STORED RECORDS:

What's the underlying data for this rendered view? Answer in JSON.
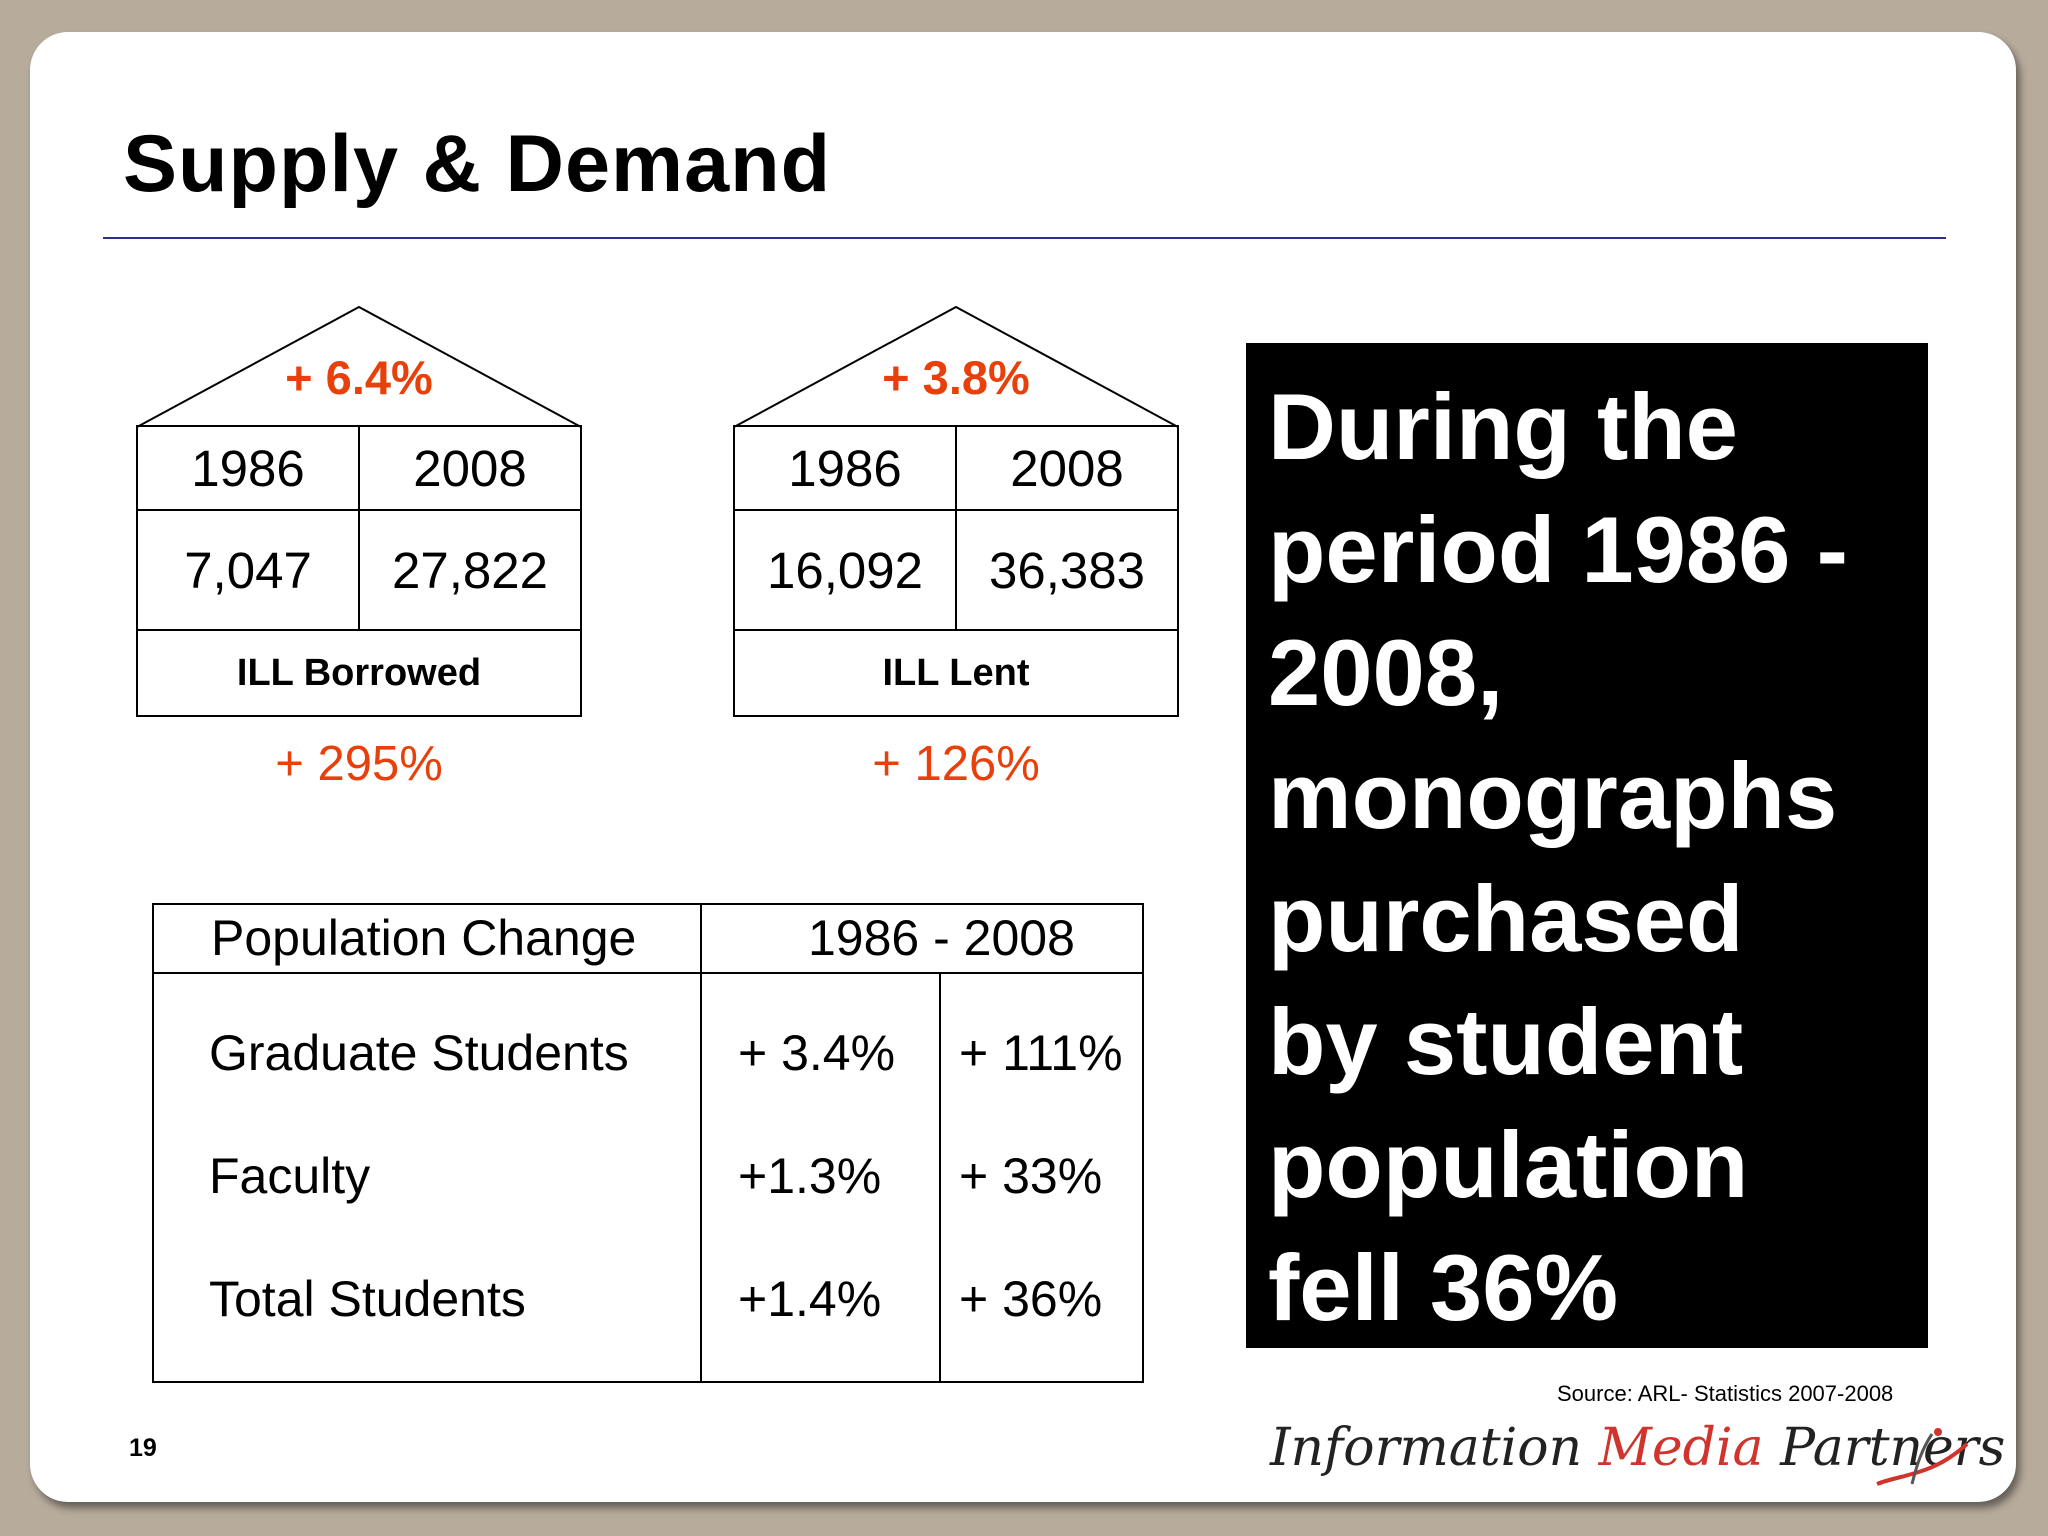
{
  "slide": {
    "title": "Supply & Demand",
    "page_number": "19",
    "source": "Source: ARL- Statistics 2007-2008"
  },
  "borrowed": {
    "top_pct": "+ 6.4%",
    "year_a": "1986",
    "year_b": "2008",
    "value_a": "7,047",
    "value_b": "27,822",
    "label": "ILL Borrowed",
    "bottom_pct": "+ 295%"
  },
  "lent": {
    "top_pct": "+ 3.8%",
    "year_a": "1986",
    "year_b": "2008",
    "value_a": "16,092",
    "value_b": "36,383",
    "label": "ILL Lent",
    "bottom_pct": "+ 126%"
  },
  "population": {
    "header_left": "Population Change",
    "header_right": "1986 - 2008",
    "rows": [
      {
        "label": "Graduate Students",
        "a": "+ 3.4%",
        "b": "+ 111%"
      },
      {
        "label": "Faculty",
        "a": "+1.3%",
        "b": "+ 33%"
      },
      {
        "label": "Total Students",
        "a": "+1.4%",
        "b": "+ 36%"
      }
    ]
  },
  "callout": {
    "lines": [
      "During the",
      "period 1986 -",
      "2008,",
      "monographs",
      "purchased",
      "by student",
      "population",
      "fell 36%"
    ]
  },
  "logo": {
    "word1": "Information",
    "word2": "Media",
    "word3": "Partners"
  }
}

OBJECTIVE:
Nothing in the entries above should change when they are printed again, except that the pictures are dropped.

RESULT:
What's the underlying data for this rendered view? Answer in JSON.
{
  "slide": {
    "title": "Supply & Demand",
    "page_number": "19",
    "source": "Source: ARL- Statistics 2007-2008"
  },
  "borrowed": {
    "top_pct": "+ 6.4%",
    "year_a": "1986",
    "year_b": "2008",
    "value_a": "7,047",
    "value_b": "27,822",
    "label": "ILL Borrowed",
    "bottom_pct": "+ 295%"
  },
  "lent": {
    "top_pct": "+ 3.8%",
    "year_a": "1986",
    "year_b": "2008",
    "value_a": "16,092",
    "value_b": "36,383",
    "label": "ILL Lent",
    "bottom_pct": "+ 126%"
  },
  "population": {
    "header_left": "Population Change",
    "header_right": "1986 - 2008",
    "rows": [
      {
        "label": "Graduate Students",
        "a": "+ 3.4%",
        "b": "+ 111%"
      },
      {
        "label": "Faculty",
        "a": "+1.3%",
        "b": "+ 33%"
      },
      {
        "label": "Total Students",
        "a": "+1.4%",
        "b": "+ 36%"
      }
    ]
  },
  "callout": {
    "lines": [
      "During the",
      "period 1986 -",
      "2008,",
      "monographs",
      "purchased",
      "by student",
      "population",
      "fell 36%"
    ]
  },
  "logo": {
    "word1": "Information",
    "word2": "Media",
    "word3": "Partners"
  }
}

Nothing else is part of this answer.